-- Start RECORDS FOR PROCESSING --

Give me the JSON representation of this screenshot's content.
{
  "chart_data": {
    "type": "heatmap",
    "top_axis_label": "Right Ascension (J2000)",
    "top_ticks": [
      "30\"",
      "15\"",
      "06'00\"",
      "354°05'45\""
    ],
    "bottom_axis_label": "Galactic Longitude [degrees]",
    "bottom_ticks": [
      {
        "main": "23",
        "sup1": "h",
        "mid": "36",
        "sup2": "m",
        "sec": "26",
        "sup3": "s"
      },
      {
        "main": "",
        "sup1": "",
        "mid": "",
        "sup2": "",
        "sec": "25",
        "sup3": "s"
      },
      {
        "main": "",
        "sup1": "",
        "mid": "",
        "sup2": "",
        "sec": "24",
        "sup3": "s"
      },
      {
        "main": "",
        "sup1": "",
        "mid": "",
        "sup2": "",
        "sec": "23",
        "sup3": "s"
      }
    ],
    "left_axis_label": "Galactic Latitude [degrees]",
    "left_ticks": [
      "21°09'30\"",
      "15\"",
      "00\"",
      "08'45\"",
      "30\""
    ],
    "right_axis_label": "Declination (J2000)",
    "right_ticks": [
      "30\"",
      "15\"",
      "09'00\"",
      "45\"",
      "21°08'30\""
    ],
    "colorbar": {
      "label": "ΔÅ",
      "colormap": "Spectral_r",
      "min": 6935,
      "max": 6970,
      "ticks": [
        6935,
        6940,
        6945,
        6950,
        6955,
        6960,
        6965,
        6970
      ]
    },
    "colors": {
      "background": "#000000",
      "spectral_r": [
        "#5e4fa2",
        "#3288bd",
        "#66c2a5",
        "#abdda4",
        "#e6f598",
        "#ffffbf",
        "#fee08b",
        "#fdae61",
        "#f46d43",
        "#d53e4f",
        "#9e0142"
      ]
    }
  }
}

-- End RECORDS FOR PROCESSING --

Repeat the material from above exactly, word for word.

* **TASK ANSWER**
Give me the JSON representation of this screenshot's content.
{
  "chart_data": {
    "type": "heatmap",
    "top_axis_label": "Right Ascension (J2000)",
    "top_ticks": [
      "30\"",
      "15\"",
      "06'00\"",
      "354°05'45\""
    ],
    "bottom_axis_label": "Galactic Longitude [degrees]",
    "bottom_ticks": [
      {
        "main": "23",
        "sup1": "h",
        "mid": "36",
        "sup2": "m",
        "sec": "26",
        "sup3": "s"
      },
      {
        "main": "",
        "sup1": "",
        "mid": "",
        "sup2": "",
        "sec": "25",
        "sup3": "s"
      },
      {
        "main": "",
        "sup1": "",
        "mid": "",
        "sup2": "",
        "sec": "24",
        "sup3": "s"
      },
      {
        "main": "",
        "sup1": "",
        "mid": "",
        "sup2": "",
        "sec": "23",
        "sup3": "s"
      }
    ],
    "left_axis_label": "Galactic Latitude [degrees]",
    "left_ticks": [
      "21°09'30\"",
      "15\"",
      "00\"",
      "08'45\"",
      "30\""
    ],
    "right_axis_label": "Declination (J2000)",
    "right_ticks": [
      "30\"",
      "15\"",
      "09'00\"",
      "45\"",
      "21°08'30\""
    ],
    "colorbar": {
      "label": "ΔÅ",
      "colormap": "Spectral_r",
      "min": 6935,
      "max": 6970,
      "ticks": [
        6935,
        6940,
        6945,
        6950,
        6955,
        6960,
        6965,
        6970
      ]
    },
    "colors": {
      "background": "#000000",
      "spectral_r": [
        "#5e4fa2",
        "#3288bd",
        "#66c2a5",
        "#abdda4",
        "#e6f598",
        "#ffffbf",
        "#fee08b",
        "#fdae61",
        "#f46d43",
        "#d53e4f",
        "#9e0142"
      ]
    }
  }
}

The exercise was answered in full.